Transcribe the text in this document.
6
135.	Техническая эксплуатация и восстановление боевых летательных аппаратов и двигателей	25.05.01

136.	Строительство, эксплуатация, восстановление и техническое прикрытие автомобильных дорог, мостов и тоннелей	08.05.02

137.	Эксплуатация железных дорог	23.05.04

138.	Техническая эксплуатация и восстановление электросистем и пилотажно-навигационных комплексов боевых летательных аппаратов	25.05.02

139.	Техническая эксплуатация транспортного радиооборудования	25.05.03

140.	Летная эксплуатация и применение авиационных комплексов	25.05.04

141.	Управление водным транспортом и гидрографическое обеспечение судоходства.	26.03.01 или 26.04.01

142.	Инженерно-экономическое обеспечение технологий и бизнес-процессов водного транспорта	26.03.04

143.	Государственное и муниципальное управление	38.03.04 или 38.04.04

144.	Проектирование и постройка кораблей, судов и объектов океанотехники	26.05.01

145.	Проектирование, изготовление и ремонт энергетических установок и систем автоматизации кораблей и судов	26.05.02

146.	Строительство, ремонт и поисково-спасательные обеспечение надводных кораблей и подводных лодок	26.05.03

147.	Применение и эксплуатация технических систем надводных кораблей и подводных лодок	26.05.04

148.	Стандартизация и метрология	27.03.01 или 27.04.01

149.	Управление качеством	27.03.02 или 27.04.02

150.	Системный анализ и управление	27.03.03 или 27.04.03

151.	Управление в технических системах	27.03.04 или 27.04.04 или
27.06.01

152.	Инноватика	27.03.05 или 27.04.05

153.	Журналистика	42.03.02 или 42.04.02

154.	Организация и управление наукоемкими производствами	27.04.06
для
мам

========================================

## [WHAT TO DO]
Pick out and copy the lines of the entries that hold the string "Строительство".

## [EXERCISE SOLUTION]
136.	Строительство, эксплуатация, восстановление и техническое прикрытие автомобильных дорог, мостов и тоннелей	08.05.02
146.	Строительство, ремонт и поисково-спасательные обеспечение надводных кораблей и подводных лодок	26.05.03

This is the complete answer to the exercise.